In some of the worst sophistry I have seen in a long time, several pro-regulation groups, who obviously oppose competition policy for communications, petitioned the FCC with a classic straw man argument that essentially asserts that because wireless competition is imperfect, its "demonstrably uncompetitive" "and "produces active and ongoing consumer harms."   

  • Any open, transparent, balanced and fair-minded review of the real competitive facts in the U.S. wireless industry will expose these assertions as un-true and un-supported by the balance of available evidence. 
  • The sophistic comments, which can be found at the bottom of this Media Access Project press release are an obvious "stalking horse" for those who advocate abandoning private enterprise competition policy in favor of common carrier regulated public infrastructure policy.

The comments consistently present fallacious "black or white" arguments that if a competitive imperfection can be asserted, however thin, unsupported, irrelevant or out-of-context, one must  conclude that the market is anti-competitive requiring ongoing government regulation of prices, terms, conditions, operations and network management.

• _Given records_

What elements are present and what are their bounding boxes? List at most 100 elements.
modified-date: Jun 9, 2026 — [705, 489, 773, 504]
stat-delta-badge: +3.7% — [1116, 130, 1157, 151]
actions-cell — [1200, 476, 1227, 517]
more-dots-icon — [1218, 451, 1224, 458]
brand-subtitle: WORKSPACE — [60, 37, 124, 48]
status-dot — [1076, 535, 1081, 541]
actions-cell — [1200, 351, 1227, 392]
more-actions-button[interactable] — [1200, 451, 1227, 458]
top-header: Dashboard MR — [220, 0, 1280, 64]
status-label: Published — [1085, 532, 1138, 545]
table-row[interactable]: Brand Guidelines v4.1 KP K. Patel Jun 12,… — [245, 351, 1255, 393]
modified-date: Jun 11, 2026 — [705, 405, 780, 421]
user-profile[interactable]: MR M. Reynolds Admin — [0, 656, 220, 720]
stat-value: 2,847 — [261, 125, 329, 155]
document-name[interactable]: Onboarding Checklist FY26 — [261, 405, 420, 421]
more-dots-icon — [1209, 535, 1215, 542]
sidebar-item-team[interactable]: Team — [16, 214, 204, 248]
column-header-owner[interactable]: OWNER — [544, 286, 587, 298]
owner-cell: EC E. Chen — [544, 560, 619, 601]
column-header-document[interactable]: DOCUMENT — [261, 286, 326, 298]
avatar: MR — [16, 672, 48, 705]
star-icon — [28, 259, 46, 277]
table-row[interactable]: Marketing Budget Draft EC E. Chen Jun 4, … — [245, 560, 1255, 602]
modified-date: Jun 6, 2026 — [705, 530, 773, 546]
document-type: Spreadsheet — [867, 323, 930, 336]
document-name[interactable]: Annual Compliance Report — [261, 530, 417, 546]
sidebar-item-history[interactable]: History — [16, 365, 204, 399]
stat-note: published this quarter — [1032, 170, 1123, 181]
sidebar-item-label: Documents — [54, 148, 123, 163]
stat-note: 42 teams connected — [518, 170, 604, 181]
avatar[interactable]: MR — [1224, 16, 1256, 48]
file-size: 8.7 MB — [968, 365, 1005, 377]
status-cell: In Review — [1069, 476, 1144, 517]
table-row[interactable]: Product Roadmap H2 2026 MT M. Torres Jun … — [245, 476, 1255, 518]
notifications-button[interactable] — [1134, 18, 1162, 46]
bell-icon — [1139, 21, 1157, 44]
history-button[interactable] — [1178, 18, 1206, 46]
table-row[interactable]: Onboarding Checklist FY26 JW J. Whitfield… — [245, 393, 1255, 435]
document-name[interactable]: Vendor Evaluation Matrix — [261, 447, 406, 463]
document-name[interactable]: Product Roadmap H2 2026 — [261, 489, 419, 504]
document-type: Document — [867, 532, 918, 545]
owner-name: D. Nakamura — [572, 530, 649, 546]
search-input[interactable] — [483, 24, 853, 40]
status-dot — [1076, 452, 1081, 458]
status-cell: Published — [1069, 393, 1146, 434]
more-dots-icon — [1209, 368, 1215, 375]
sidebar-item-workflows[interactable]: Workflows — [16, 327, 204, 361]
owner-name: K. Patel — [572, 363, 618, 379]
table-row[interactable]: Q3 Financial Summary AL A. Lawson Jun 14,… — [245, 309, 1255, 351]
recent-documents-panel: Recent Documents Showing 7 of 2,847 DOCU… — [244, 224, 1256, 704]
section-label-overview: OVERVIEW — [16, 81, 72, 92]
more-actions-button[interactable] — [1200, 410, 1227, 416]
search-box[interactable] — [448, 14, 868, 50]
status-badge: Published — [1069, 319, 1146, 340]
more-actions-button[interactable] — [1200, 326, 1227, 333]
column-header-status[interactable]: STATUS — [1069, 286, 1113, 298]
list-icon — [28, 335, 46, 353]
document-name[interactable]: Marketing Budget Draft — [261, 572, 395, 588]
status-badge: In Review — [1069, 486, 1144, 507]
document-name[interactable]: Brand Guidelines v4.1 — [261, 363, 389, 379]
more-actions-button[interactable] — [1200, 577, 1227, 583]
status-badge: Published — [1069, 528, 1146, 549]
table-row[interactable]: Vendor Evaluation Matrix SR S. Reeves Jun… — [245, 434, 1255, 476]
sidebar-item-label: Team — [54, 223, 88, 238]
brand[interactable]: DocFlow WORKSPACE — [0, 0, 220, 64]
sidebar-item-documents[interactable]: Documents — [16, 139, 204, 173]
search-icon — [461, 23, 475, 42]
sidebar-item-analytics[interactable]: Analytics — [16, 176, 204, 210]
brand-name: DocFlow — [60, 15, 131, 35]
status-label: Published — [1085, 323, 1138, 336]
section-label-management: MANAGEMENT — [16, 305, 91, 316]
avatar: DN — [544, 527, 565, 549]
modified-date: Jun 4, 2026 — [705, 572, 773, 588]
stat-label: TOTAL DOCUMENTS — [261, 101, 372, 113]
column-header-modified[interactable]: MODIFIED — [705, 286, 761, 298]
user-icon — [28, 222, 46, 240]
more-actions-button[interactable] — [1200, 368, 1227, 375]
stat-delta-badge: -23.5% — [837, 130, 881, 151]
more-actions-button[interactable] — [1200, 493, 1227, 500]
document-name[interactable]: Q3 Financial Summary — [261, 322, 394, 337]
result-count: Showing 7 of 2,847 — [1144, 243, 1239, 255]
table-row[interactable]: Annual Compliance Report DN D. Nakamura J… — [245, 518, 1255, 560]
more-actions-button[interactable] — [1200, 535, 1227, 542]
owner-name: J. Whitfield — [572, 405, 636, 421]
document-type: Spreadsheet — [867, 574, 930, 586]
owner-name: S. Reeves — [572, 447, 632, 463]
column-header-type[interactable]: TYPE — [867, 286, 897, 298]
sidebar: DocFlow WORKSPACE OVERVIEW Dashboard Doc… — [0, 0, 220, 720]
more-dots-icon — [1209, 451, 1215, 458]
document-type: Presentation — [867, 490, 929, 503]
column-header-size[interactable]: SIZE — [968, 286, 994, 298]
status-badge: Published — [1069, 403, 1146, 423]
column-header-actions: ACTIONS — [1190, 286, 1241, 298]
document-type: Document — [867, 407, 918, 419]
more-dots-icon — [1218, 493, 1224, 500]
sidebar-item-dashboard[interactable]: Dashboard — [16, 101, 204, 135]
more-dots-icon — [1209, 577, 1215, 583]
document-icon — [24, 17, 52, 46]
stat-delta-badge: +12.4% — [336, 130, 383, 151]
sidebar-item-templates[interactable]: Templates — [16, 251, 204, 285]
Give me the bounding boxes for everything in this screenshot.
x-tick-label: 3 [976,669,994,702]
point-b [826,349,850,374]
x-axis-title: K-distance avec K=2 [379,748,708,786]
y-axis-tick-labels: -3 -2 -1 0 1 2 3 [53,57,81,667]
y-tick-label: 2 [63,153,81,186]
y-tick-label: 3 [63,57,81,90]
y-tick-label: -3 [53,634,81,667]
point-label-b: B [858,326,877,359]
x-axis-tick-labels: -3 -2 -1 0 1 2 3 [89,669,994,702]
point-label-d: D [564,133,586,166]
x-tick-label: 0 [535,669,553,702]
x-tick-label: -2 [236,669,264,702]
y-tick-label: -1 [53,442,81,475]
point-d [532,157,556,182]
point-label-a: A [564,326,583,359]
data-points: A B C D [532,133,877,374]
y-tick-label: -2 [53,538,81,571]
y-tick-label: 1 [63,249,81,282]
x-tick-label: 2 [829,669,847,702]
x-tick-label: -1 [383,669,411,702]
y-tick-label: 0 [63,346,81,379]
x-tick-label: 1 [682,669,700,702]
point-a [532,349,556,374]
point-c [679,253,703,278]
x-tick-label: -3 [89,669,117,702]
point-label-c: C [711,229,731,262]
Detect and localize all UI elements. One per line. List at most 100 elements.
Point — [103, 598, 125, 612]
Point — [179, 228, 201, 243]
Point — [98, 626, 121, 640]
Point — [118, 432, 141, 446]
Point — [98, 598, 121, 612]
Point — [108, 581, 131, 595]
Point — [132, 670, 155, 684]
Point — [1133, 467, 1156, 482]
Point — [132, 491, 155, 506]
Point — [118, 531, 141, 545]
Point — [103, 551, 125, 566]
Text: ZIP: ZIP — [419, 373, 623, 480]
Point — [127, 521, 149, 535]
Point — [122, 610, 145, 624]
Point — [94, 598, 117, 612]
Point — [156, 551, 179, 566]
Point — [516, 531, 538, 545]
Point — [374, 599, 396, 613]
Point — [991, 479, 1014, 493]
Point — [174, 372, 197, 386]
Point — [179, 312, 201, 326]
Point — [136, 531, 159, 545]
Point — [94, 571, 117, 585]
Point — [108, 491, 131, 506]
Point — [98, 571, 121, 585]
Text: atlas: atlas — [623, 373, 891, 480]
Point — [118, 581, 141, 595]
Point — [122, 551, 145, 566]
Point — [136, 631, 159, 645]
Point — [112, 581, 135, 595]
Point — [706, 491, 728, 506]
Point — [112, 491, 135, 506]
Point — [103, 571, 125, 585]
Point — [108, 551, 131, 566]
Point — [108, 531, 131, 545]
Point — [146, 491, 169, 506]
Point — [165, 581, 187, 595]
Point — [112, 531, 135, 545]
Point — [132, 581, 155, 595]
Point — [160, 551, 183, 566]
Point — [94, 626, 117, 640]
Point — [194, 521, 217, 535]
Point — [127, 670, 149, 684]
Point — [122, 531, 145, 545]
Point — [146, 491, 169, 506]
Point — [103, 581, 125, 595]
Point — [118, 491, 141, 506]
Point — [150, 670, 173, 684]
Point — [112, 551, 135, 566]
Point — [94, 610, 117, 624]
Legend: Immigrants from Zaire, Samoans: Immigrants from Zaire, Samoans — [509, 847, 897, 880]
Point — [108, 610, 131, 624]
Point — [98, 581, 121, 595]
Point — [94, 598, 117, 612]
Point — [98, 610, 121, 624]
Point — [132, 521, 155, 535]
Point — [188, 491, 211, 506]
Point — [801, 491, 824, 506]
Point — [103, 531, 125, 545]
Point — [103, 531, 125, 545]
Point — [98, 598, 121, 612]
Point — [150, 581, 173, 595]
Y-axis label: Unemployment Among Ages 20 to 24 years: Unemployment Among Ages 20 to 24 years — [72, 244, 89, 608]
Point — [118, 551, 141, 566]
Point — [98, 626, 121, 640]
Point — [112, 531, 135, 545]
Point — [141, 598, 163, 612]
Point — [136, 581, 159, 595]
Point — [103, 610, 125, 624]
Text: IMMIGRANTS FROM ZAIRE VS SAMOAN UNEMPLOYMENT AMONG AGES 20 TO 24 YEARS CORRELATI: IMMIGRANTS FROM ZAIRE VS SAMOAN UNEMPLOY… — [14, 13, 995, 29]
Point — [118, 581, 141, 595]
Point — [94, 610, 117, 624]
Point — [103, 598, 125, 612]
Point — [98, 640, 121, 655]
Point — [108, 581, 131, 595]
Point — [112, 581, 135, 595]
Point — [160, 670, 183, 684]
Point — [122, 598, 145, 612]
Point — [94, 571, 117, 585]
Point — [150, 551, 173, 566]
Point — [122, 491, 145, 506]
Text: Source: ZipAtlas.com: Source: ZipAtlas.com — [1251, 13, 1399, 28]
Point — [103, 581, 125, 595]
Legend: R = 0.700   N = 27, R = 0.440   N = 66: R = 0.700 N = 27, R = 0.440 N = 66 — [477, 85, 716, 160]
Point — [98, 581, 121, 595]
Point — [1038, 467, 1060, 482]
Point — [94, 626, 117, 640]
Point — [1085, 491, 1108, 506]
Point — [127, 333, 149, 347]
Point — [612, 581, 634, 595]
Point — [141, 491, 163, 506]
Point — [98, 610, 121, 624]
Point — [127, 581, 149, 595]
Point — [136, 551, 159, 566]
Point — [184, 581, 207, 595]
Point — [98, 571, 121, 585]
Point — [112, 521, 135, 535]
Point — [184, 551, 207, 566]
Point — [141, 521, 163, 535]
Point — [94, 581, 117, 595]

• _Your tasks_
1. Reproduce verbatim the portion of the commentary on U.S. wireless competition starting with "In some of the" and going on through "of available evidence.".
2. Extend the commentary on U.S. wireless competition, picking up directly after its final sentence.

• _Results of the tasks_
1.
In some of the worst sophistry I have seen in a long time, several pro-regulation groups, who obviously oppose competition policy for communications, petitioned the FCC with a classic straw man argument that essentially asserts that because wireless competition is imperfect, its "demonstrably uncompetitive" "and "produces active and ongoing consumer harms."   

  • Any open, transparent, balanced and fair-minded review of the real competitive facts in the U.S. wireless industry will expose these assertions as un-true and un-supported by the balance of available evidence.

2.
  • If this is the best they can do to try and misrepresent the state of wireless competition to justify common carrier regulation of wireless, it is ironically a powerful argument for the actual competitiveness of the U.S. wireless market.

Let me debunk their straw man arguments using the best industry data available filed with the FCC

First, they falsely assert that the market "structure shows the market is not competitive."

  • The group only asserts that the HHI market concentration index is high without sharing the highly relevant fact that the U.S. has the lowest HHI index in the OECD!
  • They also ignore the fact that the largest U.S. wireless carrier has less market share than all but one OECD market leader, and that the lead U.S. carrier has 50% less market share than the top wireless provider in Japan, Korea, France, or the Netherlands, all countries the groups filing comments tout as broadband leaders to emulate.
  • They also fail to note that the U.S. is leading the world in getting DTV 700 MHz spectrum into the wireless marketplace soonest.
  • They also fail to note that the U.S. leads the world in deploying an additional WiMax based national network, Clearwire, and is ahead in transitioning toward LTE 4G technology. 
  • They also ignored the April 2008 assessment of former Vice President Al Gore that the U.S. has the "most competitive wireless industry in the world." 

Second, they falsely assert that market "conduct shows the market is not competitive." 

  • Anyone with eyes and ears experiences the barrage of wireless advertising for customers. If the industry were not competitive why would the industry spend more on marketing and advertising than any other industry in the U.S.?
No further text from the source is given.